**Set problem:** Go through the listing and set it down exactly, leaving out its pictures.

**Input:**
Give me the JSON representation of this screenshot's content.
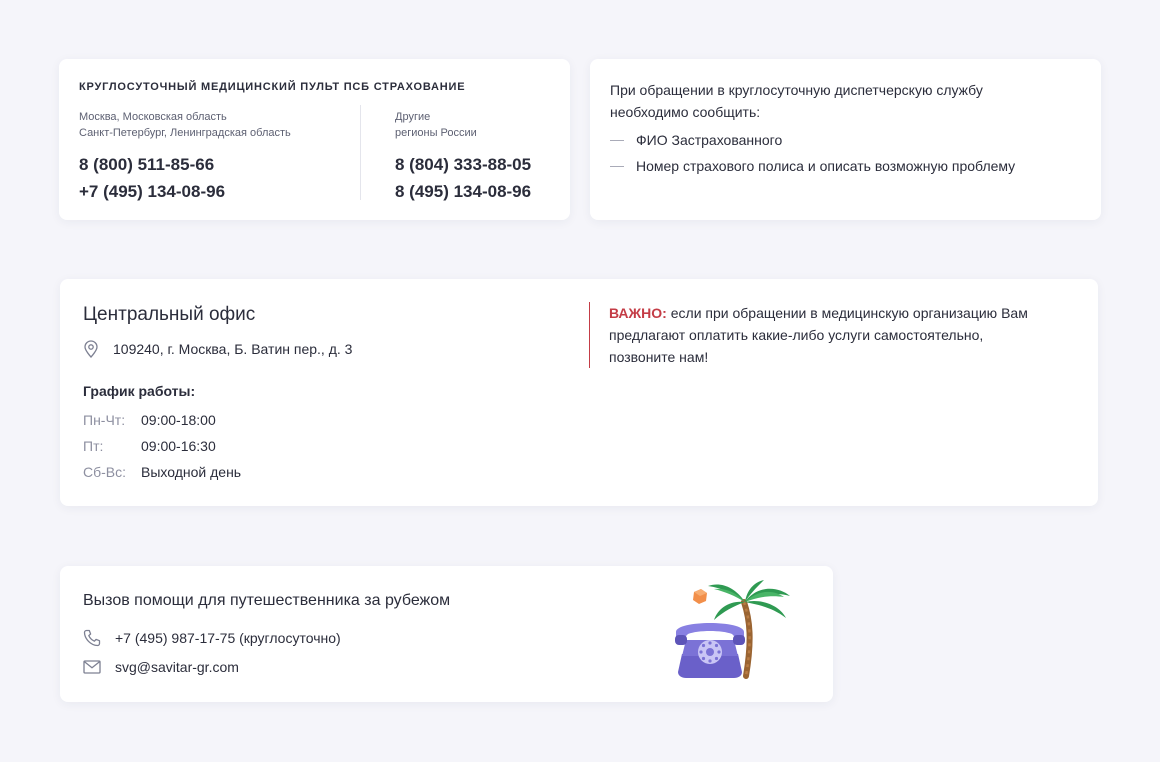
{
  "dispatch": {
    "title": "КРУГЛОСУТОЧНЫЙ МЕДИЦИНСКИЙ ПУЛЬТ ПСБ СТРАХОВАНИЕ",
    "left": {
      "region_line1": "Москва, Московская область",
      "region_line2": "Санкт-Петербург, Ленинградская область",
      "phone1": "8 (800) 511-85-66",
      "phone2": "+7 (495) 134-08-96"
    },
    "right": {
      "region_line1": "Другие",
      "region_line2": "регионы России",
      "phone1": "8 (804) 333-88-05",
      "phone2": "8 (495) 134-08-96"
    }
  },
  "notice": {
    "intro": "При обращении в круглосуточную диспетчерскую службу необходимо сообщить:",
    "items": [
      "ФИО Застрахованного",
      "Номер страхового полиса и описать возможную проблему"
    ]
  },
  "office": {
    "title": "Центральный офис",
    "address": "109240, г. Москва, Б. Ватин пер., д. 3",
    "schedule_title": "График работы:",
    "schedule": [
      {
        "day": "Пн-Чт:",
        "time": "09:00-18:00"
      },
      {
        "day": "Пт:",
        "time": "09:00-16:30"
      },
      {
        "day": "Сб-Вс:",
        "time": "Выходной день"
      }
    ],
    "important_label": "ВАЖНО:",
    "important_text": " если при обращении в медицинскую организацию Вам предлагают оплатить какие-либо услуги самостоятельно, позвоните нам!"
  },
  "travel": {
    "title": "Вызов помощи для путешественника за рубежом",
    "phone": "+7 (495) 987-17-75 (круглосуточно)",
    "email": "svg@savitar-gr.com"
  },
  "icons": {
    "address": "location-pin-icon",
    "phone": "phone-icon",
    "email": "envelope-icon",
    "illustration": "telephone-palm-illustration"
  },
  "colors": {
    "accent_red": "#c43c46",
    "background": "#f5f5fa",
    "phone_purple": "#7b72d6"
  }
}
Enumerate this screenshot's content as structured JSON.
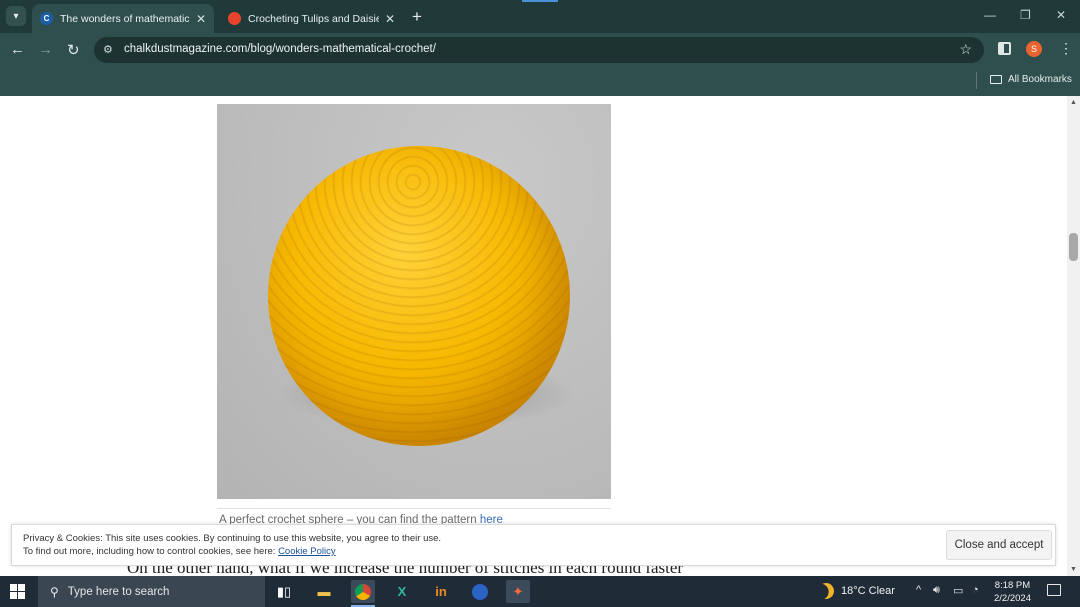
{
  "browser": {
    "tabs": [
      {
        "title": "The wonders of mathematical c",
        "favicon": "C",
        "active": true
      },
      {
        "title": "Crocheting Tulips and Daisies |",
        "favicon": "ravelry-icon",
        "active": false
      }
    ],
    "url": "chalkdustmagazine.com/blog/wonders-mathematical-crochet/",
    "profile_initial": "S",
    "bookmarks_folder": "All Bookmarks",
    "colors": {
      "chrome": "#1f3a39",
      "toolbar": "#2f4f4e",
      "profile": "#e8632f"
    }
  },
  "article": {
    "image_alt": "yellow crocheted sphere",
    "caption_text": "A perfect crochet sphere – you can find the pattern",
    "caption_link": "here",
    "body_text": "On the other hand, what if we increase the number of stitches in each round faster"
  },
  "cookie_banner": {
    "line1": "Privacy & Cookies: This site uses cookies. By continuing to use this website, you agree to their use.",
    "line2_prefix": "To find out more, including how to control cookies, see here:",
    "policy_link": "Cookie Policy",
    "accept_label": "Close and accept"
  },
  "taskbar": {
    "search_placeholder": "Type here to search",
    "weather": "18°C  Clear",
    "time": "8:18 PM",
    "date": "2/2/2024"
  }
}
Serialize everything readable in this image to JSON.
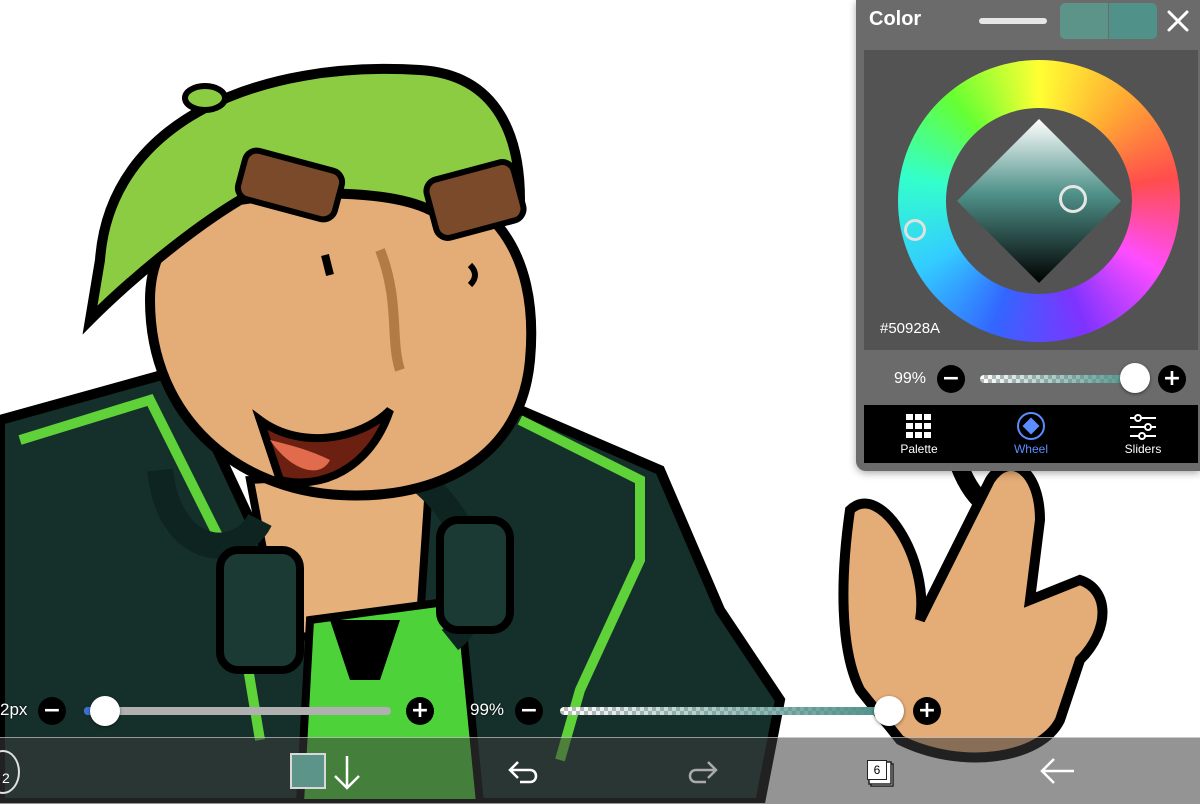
{
  "color_panel": {
    "title": "Color",
    "hex_value": "#50928A",
    "opacity_label": "99%",
    "current_color": "#50928a",
    "previous_color": "#5c948a",
    "opacity_fraction": 0.99,
    "tabs": [
      {
        "label": "Palette",
        "icon": "grid-icon",
        "active": false
      },
      {
        "label": "Wheel",
        "icon": "diamond-icon",
        "active": true
      },
      {
        "label": "Sliders",
        "icon": "sliders-icon",
        "active": false
      }
    ]
  },
  "bottom_sliders": {
    "brush_size_label": "2px",
    "brush_size_fraction": 0.03,
    "opacity_label": "99%",
    "opacity_fraction": 0.99
  },
  "toolbar": {
    "brush_size_number": "2",
    "layer_count": "6",
    "icons": [
      "brush-icon",
      "color-swatch",
      "download-arrow-icon",
      "undo-icon",
      "redo-icon",
      "layers-icon",
      "back-arrow-icon"
    ]
  },
  "colors": {
    "accent_blue": "#5a8dff",
    "panel_bg": "#6b6b6b"
  }
}
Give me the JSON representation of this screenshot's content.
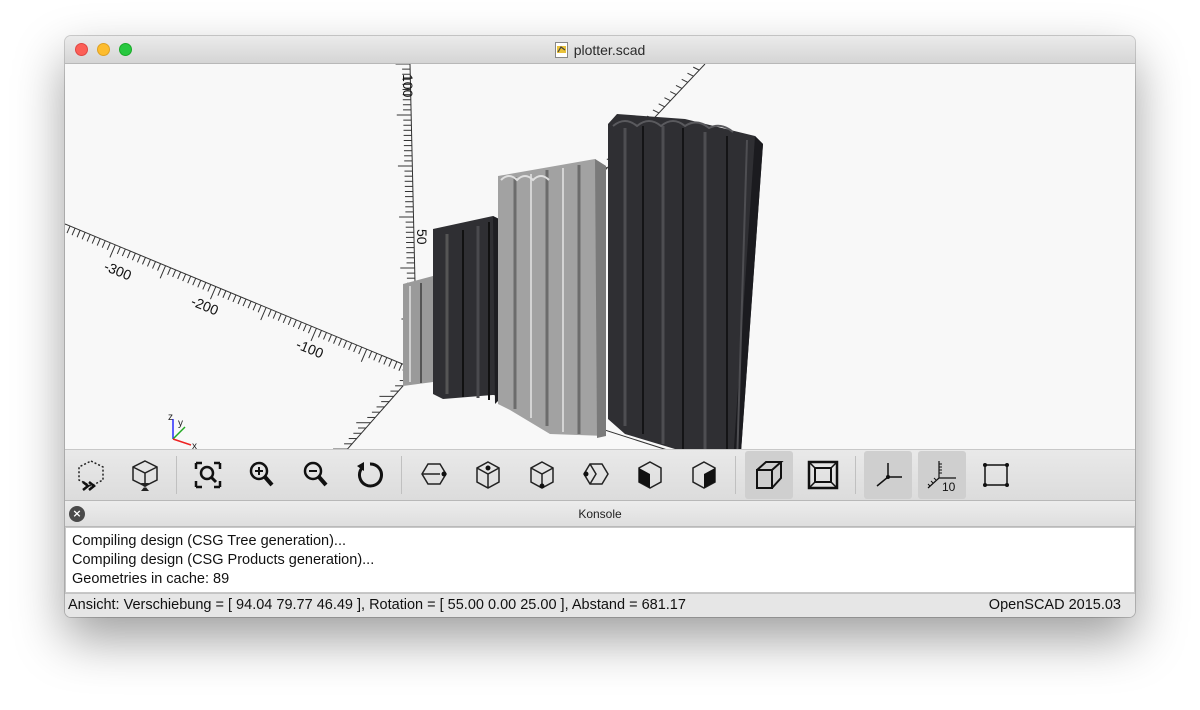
{
  "window": {
    "title": "plotter.scad"
  },
  "viewport": {
    "axis_labels": {
      "neg_300": "-300",
      "neg_200": "-200",
      "neg_100": "-100",
      "z_50": "50",
      "z_100": "100"
    },
    "gizmo": {
      "z": "z",
      "y": "y",
      "x": "x"
    }
  },
  "toolbar": {
    "buttons": [
      {
        "name": "preview",
        "icon": "preview-icon"
      },
      {
        "name": "render",
        "icon": "render-icon"
      },
      {
        "name": "view-all",
        "icon": "zoom-fit-icon"
      },
      {
        "name": "zoom-in",
        "icon": "zoom-in-icon"
      },
      {
        "name": "zoom-out",
        "icon": "zoom-out-icon"
      },
      {
        "name": "reset-view",
        "icon": "reset-view-icon"
      },
      {
        "name": "view-right",
        "icon": "view-right-icon"
      },
      {
        "name": "view-top",
        "icon": "view-top-icon"
      },
      {
        "name": "view-bottom",
        "icon": "view-bottom-icon"
      },
      {
        "name": "view-left",
        "icon": "view-left-icon"
      },
      {
        "name": "view-front",
        "icon": "view-front-icon"
      },
      {
        "name": "view-back",
        "icon": "view-back-icon"
      },
      {
        "name": "perspective",
        "icon": "perspective-icon",
        "active": true
      },
      {
        "name": "orthogonal",
        "icon": "orthogonal-icon"
      },
      {
        "name": "show-axes",
        "icon": "axes-icon",
        "active": true
      },
      {
        "name": "show-scale-markers",
        "icon": "scale-markers-icon",
        "active": true,
        "label": "10"
      },
      {
        "name": "show-edges",
        "icon": "edges-icon"
      }
    ]
  },
  "konsole": {
    "title": "Konsole",
    "close_symbol": "×",
    "lines": [
      "Compiling design (CSG Tree generation)...",
      "Compiling design (CSG Products generation)...",
      "Geometries in cache: 89"
    ]
  },
  "status": {
    "left": "Ansicht: Verschiebung = [ 94.04 79.77 46.49 ], Rotation = [ 55.00 0.00 25.00 ], Abstand = 681.17",
    "right": "OpenSCAD 2015.03"
  },
  "colors": {
    "viewport_bg": "#f8f8f8",
    "extrusion_dark": "#2f2f33",
    "extrusion_light": "#a2a2a2"
  }
}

**Response to this task:**
Give me the JSON representation of this screenshot's content.
{
  "dispatch": {
    "title": "КРУГЛОСУТОЧНЫЙ МЕДИЦИНСКИЙ ПУЛЬТ ПСБ СТРАХОВАНИЕ",
    "left": {
      "region_line1": "Москва, Московская область",
      "region_line2": "Санкт-Петербург, Ленинградская область",
      "phone1": "8 (800) 511-85-66",
      "phone2": "+7 (495) 134-08-96"
    },
    "right": {
      "region_line1": "Другие",
      "region_line2": "регионы России",
      "phone1": "8 (804) 333-88-05",
      "phone2": "8 (495) 134-08-96"
    }
  },
  "notice": {
    "intro": "При обращении в круглосуточную диспетчерскую службу необходимо сообщить:",
    "items": [
      "ФИО Застрахованного",
      "Номер страхового полиса и описать возможную проблему"
    ]
  },
  "office": {
    "title": "Центральный офис",
    "address": "109240, г. Москва, Б. Ватин пер., д. 3",
    "schedule_title": "График работы:",
    "schedule": [
      {
        "day": "Пн-Чт:",
        "time": "09:00-18:00"
      },
      {
        "day": "Пт:",
        "time": "09:00-16:30"
      },
      {
        "day": "Сб-Вс:",
        "time": "Выходной день"
      }
    ],
    "important_label": "ВАЖНО:",
    "important_text": " если при обращении в медицинскую организацию Вам предлагают оплатить какие-либо услуги самостоятельно, позвоните нам!"
  },
  "travel": {
    "title": "Вызов помощи для путешественника за рубежом",
    "phone": "+7 (495) 987-17-75 (круглосуточно)",
    "email": "svg@savitar-gr.com"
  },
  "icons": {
    "address": "location-pin-icon",
    "phone": "phone-icon",
    "email": "envelope-icon",
    "illustration": "telephone-palm-illustration"
  },
  "colors": {
    "accent_red": "#c43c46",
    "background": "#f5f5fa",
    "phone_purple": "#7b72d6"
  }
}
Enumerate this screenshot's content as structured JSON.
{
  "browser": {
    "tabs": [
      {
        "title": "The wonders of mathematical c",
        "favicon": "C",
        "active": true
      },
      {
        "title": "Crocheting Tulips and Daisies |",
        "favicon": "ravelry-icon",
        "active": false
      }
    ],
    "url": "chalkdustmagazine.com/blog/wonders-mathematical-crochet/",
    "profile_initial": "S",
    "bookmarks_folder": "All Bookmarks",
    "colors": {
      "chrome": "#1f3a39",
      "toolbar": "#2f4f4e",
      "profile": "#e8632f"
    }
  },
  "article": {
    "image_alt": "yellow crocheted sphere",
    "caption_text": "A perfect crochet sphere – you can find the pattern",
    "caption_link": "here",
    "body_text": "On the other hand, what if we increase the number of stitches in each round faster"
  },
  "cookie_banner": {
    "line1": "Privacy & Cookies: This site uses cookies. By continuing to use this website, you agree to their use.",
    "line2_prefix": "To find out more, including how to control cookies, see here:",
    "policy_link": "Cookie Policy",
    "accept_label": "Close and accept"
  },
  "taskbar": {
    "search_placeholder": "Type here to search",
    "weather": "18°C  Clear",
    "time": "8:18 PM",
    "date": "2/2/2024"
  }
}
Serialize everything readable in this image to JSON.
{
  "color_panel": {
    "title": "Color",
    "hex_value": "#50928A",
    "opacity_label": "99%",
    "current_color": "#50928a",
    "previous_color": "#5c948a",
    "opacity_fraction": 0.99,
    "tabs": [
      {
        "label": "Palette",
        "icon": "grid-icon",
        "active": false
      },
      {
        "label": "Wheel",
        "icon": "diamond-icon",
        "active": true
      },
      {
        "label": "Sliders",
        "icon": "sliders-icon",
        "active": false
      }
    ]
  },
  "bottom_sliders": {
    "brush_size_label": "2px",
    "brush_size_fraction": 0.03,
    "opacity_label": "99%",
    "opacity_fraction": 0.99
  },
  "toolbar": {
    "brush_size_number": "2",
    "layer_count": "6",
    "icons": [
      "brush-icon",
      "color-swatch",
      "download-arrow-icon",
      "undo-icon",
      "redo-icon",
      "layers-icon",
      "back-arrow-icon"
    ]
  },
  "colors": {
    "accent_blue": "#5a8dff",
    "panel_bg": "#6b6b6b"
  }
}
Give me the JSON representation of this screenshot's content.
{
  "window": {
    "title": "plotter.scad"
  },
  "viewport": {
    "axis_labels": {
      "neg_300": "-300",
      "neg_200": "-200",
      "neg_100": "-100",
      "z_50": "50",
      "z_100": "100"
    },
    "gizmo": {
      "z": "z",
      "y": "y",
      "x": "x"
    }
  },
  "toolbar": {
    "buttons": [
      {
        "name": "preview",
        "icon": "preview-icon"
      },
      {
        "name": "render",
        "icon": "render-icon"
      },
      {
        "name": "view-all",
        "icon": "zoom-fit-icon"
      },
      {
        "name": "zoom-in",
        "icon": "zoom-in-icon"
      },
      {
        "name": "zoom-out",
        "icon": "zoom-out-icon"
      },
      {
        "name": "reset-view",
        "icon": "reset-view-icon"
      },
      {
        "name": "view-right",
        "icon": "view-right-icon"
      },
      {
        "name": "view-top",
        "icon": "view-top-icon"
      },
      {
        "name": "view-bottom",
        "icon": "view-bottom-icon"
      },
      {
        "name": "view-left",
        "icon": "view-left-icon"
      },
      {
        "name": "view-front",
        "icon": "view-front-icon"
      },
      {
        "name": "view-back",
        "icon": "view-back-icon"
      },
      {
        "name": "perspective",
        "icon": "perspective-icon",
        "active": true
      },
      {
        "name": "orthogonal",
        "icon": "orthogonal-icon"
      },
      {
        "name": "show-axes",
        "icon": "axes-icon",
        "active": true
      },
      {
        "name": "show-scale-markers",
        "icon": "scale-markers-icon",
        "active": true,
        "label": "10"
      },
      {
        "name": "show-edges",
        "icon": "edges-icon"
      }
    ]
  },
  "konsole": {
    "title": "Konsole",
    "close_symbol": "×",
    "lines": [
      "Compiling design (CSG Tree generation)...",
      "Compiling design (CSG Products generation)...",
      "Geometries in cache: 89"
    ]
  },
  "status": {
    "left": "Ansicht: Verschiebung = [ 94.04 79.77 46.49 ], Rotation = [ 55.00 0.00 25.00 ], Abstand = 681.17",
    "right": "OpenSCAD 2015.03"
  },
  "colors": {
    "viewport_bg": "#f8f8f8",
    "extrusion_dark": "#2f2f33",
    "extrusion_light": "#a2a2a2"
  }
}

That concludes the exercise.